---------- Source material ----------
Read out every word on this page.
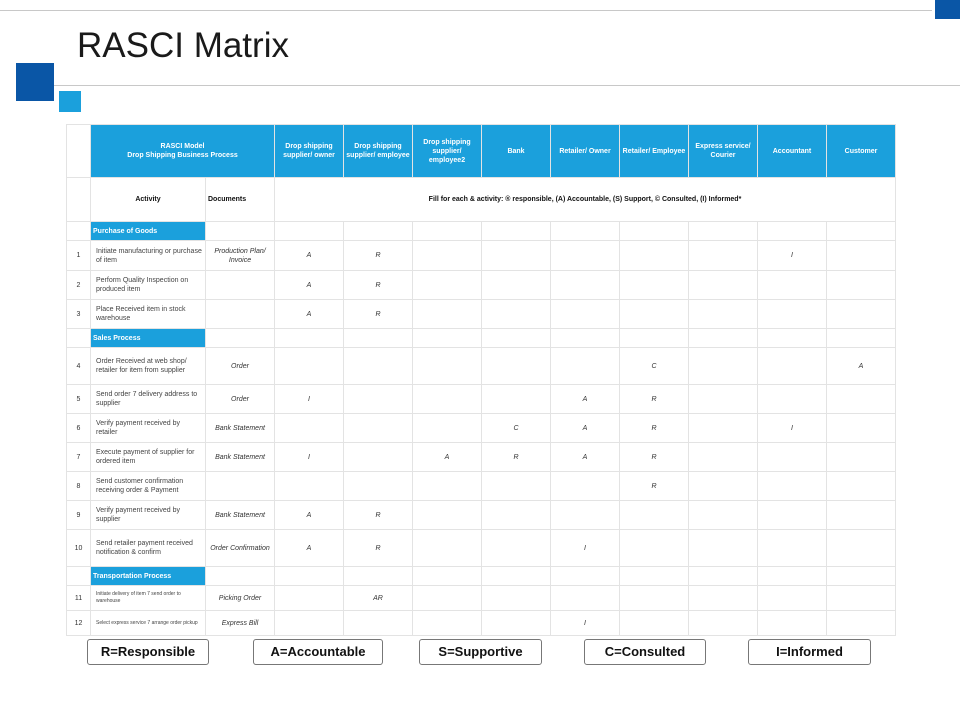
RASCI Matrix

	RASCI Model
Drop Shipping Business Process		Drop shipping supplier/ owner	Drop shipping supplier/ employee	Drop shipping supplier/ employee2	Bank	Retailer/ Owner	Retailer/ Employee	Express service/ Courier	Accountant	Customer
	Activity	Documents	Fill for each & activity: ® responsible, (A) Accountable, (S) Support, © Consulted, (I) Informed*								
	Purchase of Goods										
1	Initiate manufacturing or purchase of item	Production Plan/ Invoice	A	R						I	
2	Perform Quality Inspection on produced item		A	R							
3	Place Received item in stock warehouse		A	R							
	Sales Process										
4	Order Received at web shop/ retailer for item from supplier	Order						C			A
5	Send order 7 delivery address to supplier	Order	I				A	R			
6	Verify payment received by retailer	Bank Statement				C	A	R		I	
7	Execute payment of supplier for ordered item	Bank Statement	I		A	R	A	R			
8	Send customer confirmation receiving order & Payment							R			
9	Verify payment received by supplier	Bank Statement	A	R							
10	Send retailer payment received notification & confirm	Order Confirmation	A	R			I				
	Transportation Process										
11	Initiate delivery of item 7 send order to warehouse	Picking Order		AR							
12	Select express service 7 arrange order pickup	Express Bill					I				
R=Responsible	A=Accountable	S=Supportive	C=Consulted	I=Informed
----------
Written task –
Transcribe the records above exactly, omitting every picture they contain.

Expected output –
Read out every word on this page.
RASCI Matrix

	RASCI Model
Drop Shipping Business Process		Drop shipping supplier/ owner	Drop shipping supplier/ employee	Drop shipping supplier/ employee2	Bank	Retailer/ Owner	Retailer/ Employee	Express service/ Courier	Accountant	Customer
	Activity	Documents	Fill for each & activity: ® responsible, (A) Accountable, (S) Support, © Consulted, (I) Informed*								
	Purchase of Goods										
1	Initiate manufacturing or purchase of item	Production Plan/ Invoice	A	R						I	
2	Perform Quality Inspection on produced item		A	R							
3	Place Received item in stock warehouse		A	R							
	Sales Process										
4	Order Received at web shop/ retailer for item from supplier	Order						C			A
5	Send order 7 delivery address to supplier	Order	I				A	R			
6	Verify payment received by retailer	Bank Statement				C	A	R		I	
7	Execute payment of supplier for ordered item	Bank Statement	I		A	R	A	R			
8	Send customer confirmation receiving order & Payment							R			
9	Verify payment received by supplier	Bank Statement	A	R							
10	Send retailer payment received notification & confirm	Order Confirmation	A	R			I				
	Transportation Process										
11	Initiate delivery of item 7 send order to warehouse	Picking Order		AR							
12	Select express service 7 arrange order pickup	Express Bill					I				
R=Responsible	A=Accountable	S=Supportive	C=Consulted	I=Informed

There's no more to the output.